Copy all of the material word for word, except for the pictures.

[Data entries]
================
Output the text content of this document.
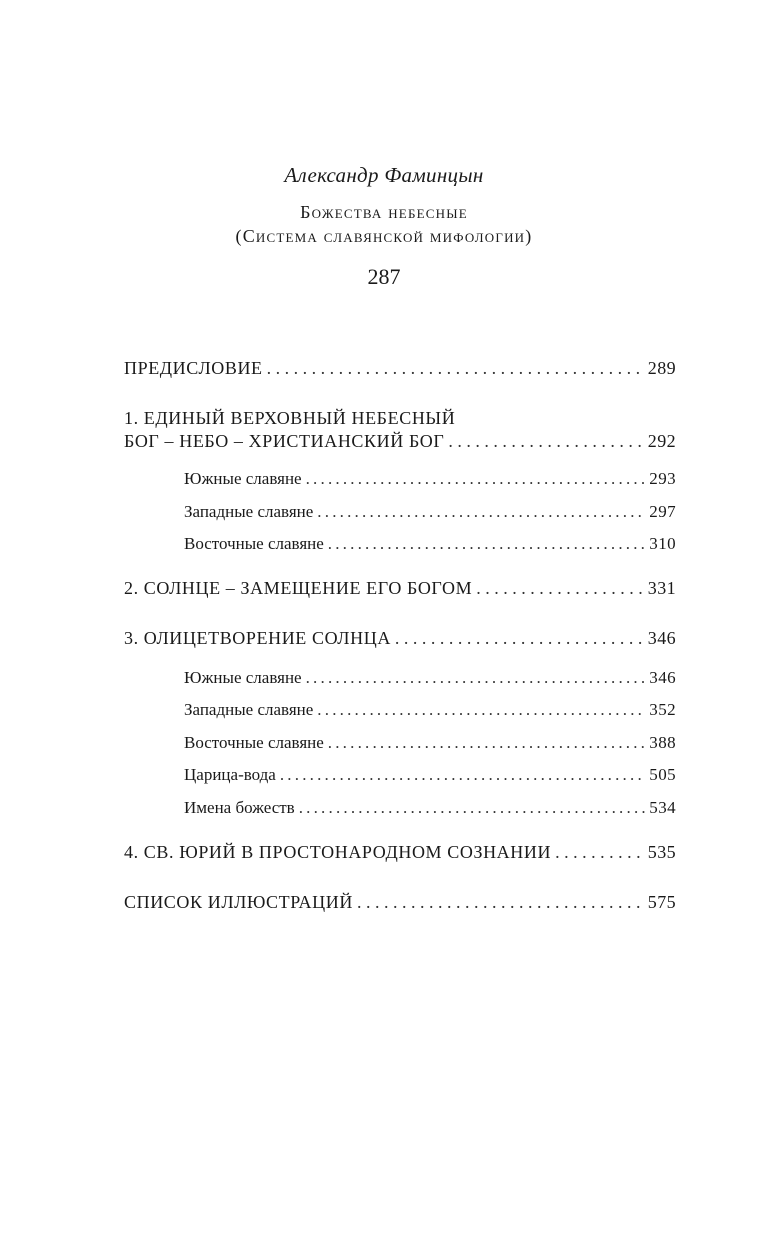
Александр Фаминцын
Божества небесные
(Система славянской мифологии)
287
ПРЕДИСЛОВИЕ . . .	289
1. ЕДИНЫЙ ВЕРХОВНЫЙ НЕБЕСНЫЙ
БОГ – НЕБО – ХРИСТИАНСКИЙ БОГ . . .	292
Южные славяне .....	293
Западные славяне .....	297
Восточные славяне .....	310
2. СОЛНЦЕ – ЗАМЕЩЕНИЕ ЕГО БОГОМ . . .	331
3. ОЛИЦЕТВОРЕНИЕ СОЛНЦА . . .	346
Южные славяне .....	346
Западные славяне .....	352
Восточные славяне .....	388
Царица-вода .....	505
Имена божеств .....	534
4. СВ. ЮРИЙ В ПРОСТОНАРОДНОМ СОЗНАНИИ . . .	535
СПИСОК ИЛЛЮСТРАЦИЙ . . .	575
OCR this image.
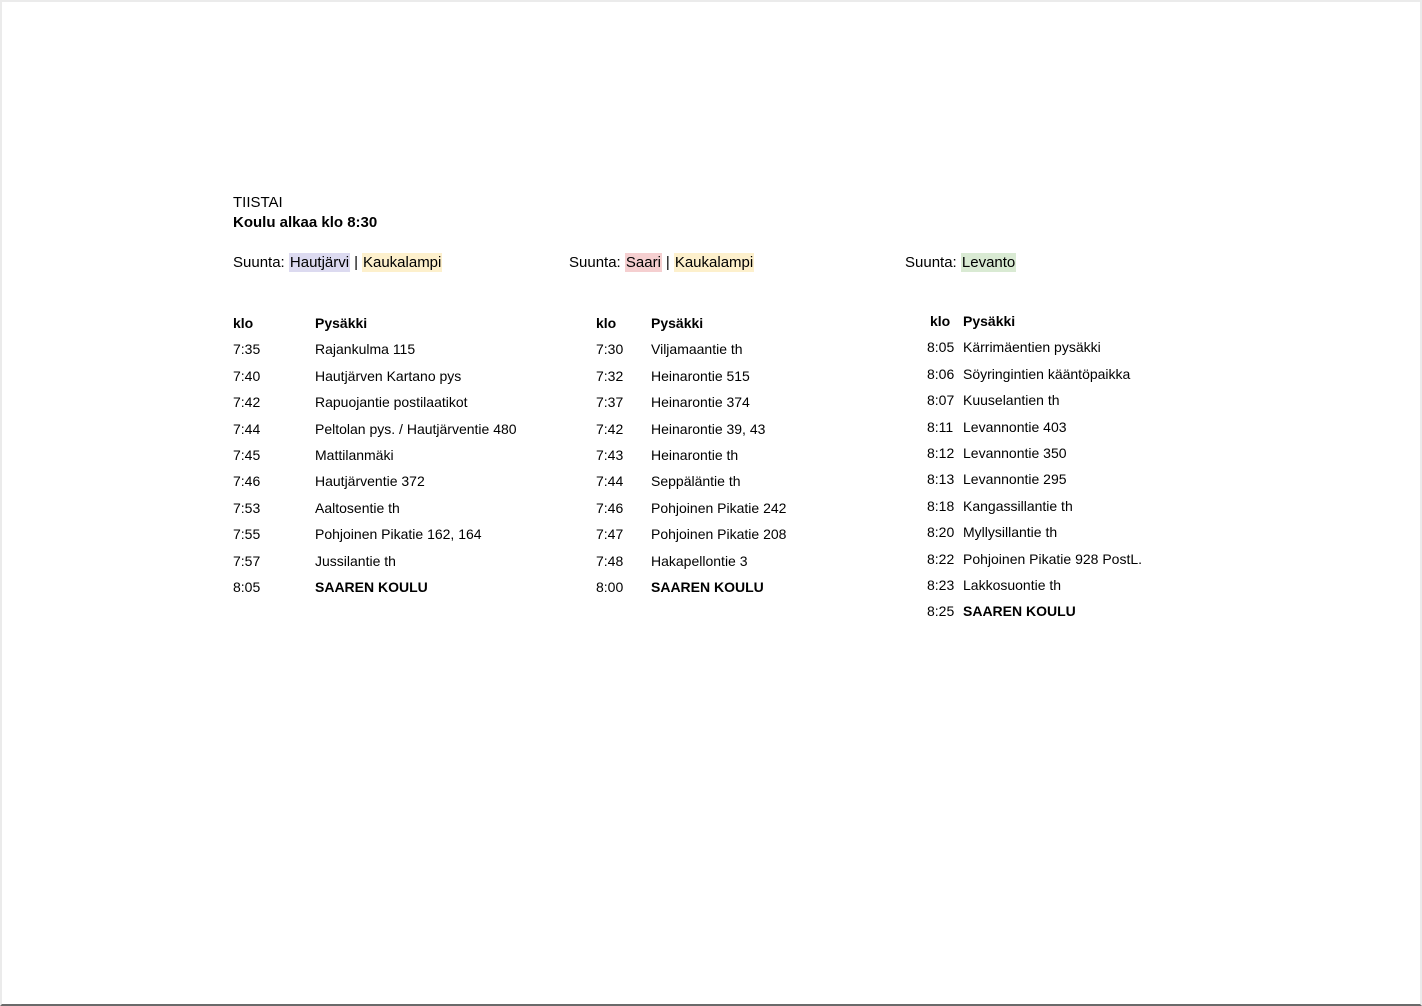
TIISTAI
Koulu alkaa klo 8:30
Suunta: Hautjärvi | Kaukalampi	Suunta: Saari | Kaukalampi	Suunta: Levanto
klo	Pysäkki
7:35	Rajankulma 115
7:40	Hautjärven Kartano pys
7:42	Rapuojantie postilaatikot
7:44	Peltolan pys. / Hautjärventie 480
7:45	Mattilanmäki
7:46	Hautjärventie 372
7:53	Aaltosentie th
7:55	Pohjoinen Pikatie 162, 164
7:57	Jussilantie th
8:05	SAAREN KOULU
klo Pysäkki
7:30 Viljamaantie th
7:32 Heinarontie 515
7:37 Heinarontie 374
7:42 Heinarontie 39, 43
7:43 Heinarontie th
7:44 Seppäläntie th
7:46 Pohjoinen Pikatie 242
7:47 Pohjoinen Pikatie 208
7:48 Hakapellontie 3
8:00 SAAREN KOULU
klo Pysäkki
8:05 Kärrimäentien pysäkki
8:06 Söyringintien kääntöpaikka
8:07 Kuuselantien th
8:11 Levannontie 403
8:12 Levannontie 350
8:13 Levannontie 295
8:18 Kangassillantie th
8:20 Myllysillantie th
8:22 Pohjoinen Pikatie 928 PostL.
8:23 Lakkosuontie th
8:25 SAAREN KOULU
================
▶ **SOLUTION TO THIS EXERCISE**
Output the text content of this document.
Александр Фаминцын
Божества небесные
(Система славянской мифологии)
287
ПРЕДИСЛОВИЕ . . .	289
1. ЕДИНЫЙ ВЕРХОВНЫЙ НЕБЕСНЫЙ
БОГ – НЕБО – ХРИСТИАНСКИЙ БОГ . . .	292
Южные славяне .....	293
Западные славяне .....	297
Восточные славяне .....	310
2. СОЛНЦЕ – ЗАМЕЩЕНИЕ ЕГО БОГОМ . . .	331
3. ОЛИЦЕТВОРЕНИЕ СОЛНЦА . . .	346
Южные славяне .....	346
Западные славяне .....	352
Восточные славяне .....	388
Царица-вода .....	505
Имена божеств .....	534
4. СВ. ЮРИЙ В ПРОСТОНАРОДНОМ СОЗНАНИИ . . .	535
СПИСОК ИЛЛЮСТРАЦИЙ . . .	575
OCR this image.
TIISTAI
Koulu alkaa klo 8:30
Suunta: Hautjärvi | Kaukalampi	Suunta: Saari | Kaukalampi	Suunta: Levanto
klo	Pysäkki
7:35	Rajankulma 115
7:40	Hautjärven Kartano pys
7:42	Rapuojantie postilaatikot
7:44	Peltolan pys. / Hautjärventie 480
7:45	Mattilanmäki
7:46	Hautjärventie 372
7:53	Aaltosentie th
7:55	Pohjoinen Pikatie 162, 164
7:57	Jussilantie th
8:05	SAAREN KOULU
klo Pysäkki
7:30 Viljamaantie th
7:32 Heinarontie 515
7:37 Heinarontie 374
7:42 Heinarontie 39, 43
7:43 Heinarontie th
7:44 Seppäläntie th
7:46 Pohjoinen Pikatie 242
7:47 Pohjoinen Pikatie 208
7:48 Hakapellontie 3
8:00 SAAREN KOULU
klo Pysäkki
8:05 Kärrimäentien pysäkki
8:06 Söyringintien kääntöpaikka
8:07 Kuuselantien th
8:11 Levannontie 403
8:12 Levannontie 350
8:13 Levannontie 295
8:18 Kangassillantie th
8:20 Myllysillantie th
8:22 Pohjoinen Pikatie 928 PostL.
8:23 Lakkosuontie th
8:25 SAAREN KOULU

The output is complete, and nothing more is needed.